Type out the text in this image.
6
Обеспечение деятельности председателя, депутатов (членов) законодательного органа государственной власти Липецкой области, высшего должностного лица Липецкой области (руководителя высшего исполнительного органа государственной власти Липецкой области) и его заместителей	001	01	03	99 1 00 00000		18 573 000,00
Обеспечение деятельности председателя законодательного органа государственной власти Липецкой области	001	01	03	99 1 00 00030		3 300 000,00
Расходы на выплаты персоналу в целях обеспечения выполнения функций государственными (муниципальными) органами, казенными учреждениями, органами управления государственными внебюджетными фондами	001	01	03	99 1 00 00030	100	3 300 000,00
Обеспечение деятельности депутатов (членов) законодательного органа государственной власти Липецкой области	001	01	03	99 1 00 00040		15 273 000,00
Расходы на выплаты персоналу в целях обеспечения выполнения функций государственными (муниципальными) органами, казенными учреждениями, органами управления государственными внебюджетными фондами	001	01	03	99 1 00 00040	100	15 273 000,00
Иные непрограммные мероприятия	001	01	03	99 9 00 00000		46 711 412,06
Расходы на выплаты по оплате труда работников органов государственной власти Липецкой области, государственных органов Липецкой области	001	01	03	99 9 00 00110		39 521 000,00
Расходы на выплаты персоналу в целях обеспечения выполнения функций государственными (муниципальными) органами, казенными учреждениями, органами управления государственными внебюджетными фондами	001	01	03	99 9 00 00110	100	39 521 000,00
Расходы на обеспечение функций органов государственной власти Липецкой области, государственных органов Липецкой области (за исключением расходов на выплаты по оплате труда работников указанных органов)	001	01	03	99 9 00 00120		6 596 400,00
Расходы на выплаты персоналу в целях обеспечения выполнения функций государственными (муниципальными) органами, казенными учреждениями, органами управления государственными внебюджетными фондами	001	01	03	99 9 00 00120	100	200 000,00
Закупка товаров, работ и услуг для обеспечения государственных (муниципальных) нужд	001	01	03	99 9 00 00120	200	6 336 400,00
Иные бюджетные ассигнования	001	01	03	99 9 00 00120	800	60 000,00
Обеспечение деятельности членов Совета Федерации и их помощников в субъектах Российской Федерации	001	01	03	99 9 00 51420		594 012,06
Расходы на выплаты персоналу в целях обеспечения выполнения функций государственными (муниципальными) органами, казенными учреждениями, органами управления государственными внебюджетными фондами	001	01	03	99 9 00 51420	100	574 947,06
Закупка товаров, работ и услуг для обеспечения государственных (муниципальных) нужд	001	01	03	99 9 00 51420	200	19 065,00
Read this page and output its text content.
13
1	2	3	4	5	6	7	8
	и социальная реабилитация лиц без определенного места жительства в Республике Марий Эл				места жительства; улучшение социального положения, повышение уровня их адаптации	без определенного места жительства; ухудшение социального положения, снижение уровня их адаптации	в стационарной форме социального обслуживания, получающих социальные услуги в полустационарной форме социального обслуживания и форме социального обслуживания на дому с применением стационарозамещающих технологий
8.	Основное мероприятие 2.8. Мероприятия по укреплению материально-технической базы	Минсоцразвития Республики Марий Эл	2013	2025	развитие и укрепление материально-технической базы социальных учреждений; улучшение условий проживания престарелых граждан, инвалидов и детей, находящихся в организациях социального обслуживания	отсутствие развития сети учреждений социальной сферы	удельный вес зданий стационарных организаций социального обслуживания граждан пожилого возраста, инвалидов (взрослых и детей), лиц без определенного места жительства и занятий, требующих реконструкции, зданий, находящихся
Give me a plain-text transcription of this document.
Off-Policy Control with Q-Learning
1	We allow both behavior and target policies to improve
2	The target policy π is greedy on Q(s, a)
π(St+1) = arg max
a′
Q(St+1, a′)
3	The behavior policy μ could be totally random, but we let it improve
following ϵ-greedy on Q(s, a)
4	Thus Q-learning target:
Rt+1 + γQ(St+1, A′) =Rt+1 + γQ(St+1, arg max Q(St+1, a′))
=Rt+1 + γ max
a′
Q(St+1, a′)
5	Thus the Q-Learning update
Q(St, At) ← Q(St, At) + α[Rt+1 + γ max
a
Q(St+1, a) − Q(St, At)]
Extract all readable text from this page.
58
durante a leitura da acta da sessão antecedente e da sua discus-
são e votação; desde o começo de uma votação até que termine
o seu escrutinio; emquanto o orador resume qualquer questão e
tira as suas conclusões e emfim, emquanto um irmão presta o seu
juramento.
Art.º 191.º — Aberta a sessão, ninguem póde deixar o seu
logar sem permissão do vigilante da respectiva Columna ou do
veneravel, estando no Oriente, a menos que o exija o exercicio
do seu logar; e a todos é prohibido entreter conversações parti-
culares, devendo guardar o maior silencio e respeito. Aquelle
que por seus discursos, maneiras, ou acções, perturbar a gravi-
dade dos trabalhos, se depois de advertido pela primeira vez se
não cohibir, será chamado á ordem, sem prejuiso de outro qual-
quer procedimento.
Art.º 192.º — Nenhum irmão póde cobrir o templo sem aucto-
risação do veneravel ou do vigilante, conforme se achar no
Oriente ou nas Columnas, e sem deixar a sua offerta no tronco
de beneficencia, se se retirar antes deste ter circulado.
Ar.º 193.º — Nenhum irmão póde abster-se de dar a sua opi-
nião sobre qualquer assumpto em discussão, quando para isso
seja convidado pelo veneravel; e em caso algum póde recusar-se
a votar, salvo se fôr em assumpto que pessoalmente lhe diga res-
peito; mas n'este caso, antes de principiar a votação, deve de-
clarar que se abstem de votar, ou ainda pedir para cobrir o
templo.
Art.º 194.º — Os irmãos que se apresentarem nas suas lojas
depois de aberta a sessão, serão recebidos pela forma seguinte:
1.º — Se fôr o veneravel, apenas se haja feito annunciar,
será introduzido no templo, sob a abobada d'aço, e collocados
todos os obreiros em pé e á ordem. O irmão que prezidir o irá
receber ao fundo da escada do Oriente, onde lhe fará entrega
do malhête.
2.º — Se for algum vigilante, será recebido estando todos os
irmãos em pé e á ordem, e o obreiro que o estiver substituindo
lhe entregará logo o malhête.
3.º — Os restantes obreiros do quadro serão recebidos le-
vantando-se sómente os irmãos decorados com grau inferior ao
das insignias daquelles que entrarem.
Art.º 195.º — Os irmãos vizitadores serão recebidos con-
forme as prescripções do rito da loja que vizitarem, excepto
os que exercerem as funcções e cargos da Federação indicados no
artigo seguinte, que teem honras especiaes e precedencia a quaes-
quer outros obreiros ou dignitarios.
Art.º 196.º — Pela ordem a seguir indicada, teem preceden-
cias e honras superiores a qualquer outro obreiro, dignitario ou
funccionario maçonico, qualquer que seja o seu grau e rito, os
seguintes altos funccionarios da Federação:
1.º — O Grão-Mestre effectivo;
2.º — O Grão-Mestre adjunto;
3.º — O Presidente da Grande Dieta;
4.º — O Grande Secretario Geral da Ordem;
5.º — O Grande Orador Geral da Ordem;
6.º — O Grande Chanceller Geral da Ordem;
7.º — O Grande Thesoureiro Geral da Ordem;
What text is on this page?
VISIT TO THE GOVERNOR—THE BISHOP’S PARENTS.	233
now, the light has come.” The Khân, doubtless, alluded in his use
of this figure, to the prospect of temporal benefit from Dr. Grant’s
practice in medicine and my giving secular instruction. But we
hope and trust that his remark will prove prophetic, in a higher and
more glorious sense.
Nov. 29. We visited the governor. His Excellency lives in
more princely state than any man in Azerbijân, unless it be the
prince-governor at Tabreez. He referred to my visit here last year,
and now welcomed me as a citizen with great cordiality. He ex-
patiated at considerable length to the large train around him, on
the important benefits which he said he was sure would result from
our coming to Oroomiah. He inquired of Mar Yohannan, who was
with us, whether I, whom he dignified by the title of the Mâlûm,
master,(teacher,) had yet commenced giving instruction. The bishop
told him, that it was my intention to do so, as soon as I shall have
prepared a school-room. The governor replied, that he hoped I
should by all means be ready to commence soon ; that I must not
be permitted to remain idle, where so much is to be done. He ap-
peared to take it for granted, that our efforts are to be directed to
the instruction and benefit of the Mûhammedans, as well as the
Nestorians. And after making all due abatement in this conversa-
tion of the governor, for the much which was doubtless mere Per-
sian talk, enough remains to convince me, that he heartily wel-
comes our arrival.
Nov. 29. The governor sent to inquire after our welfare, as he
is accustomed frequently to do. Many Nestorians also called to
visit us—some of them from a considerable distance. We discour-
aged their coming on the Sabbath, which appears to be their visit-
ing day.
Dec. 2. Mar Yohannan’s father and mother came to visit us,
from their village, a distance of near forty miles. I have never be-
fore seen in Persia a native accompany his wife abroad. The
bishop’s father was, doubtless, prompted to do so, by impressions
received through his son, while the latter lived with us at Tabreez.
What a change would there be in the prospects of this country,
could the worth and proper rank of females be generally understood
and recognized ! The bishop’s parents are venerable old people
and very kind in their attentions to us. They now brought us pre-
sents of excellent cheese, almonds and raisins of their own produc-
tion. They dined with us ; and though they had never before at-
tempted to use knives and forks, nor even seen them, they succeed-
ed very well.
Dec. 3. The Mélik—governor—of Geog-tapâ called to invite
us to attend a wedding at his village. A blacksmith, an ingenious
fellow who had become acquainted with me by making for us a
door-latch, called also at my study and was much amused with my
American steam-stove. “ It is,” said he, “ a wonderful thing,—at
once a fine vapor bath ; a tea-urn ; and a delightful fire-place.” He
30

──────────────────────────────

Across the material above, how many lines include the string "said"? Only the number is wanted.

» **Output of the exercise**
2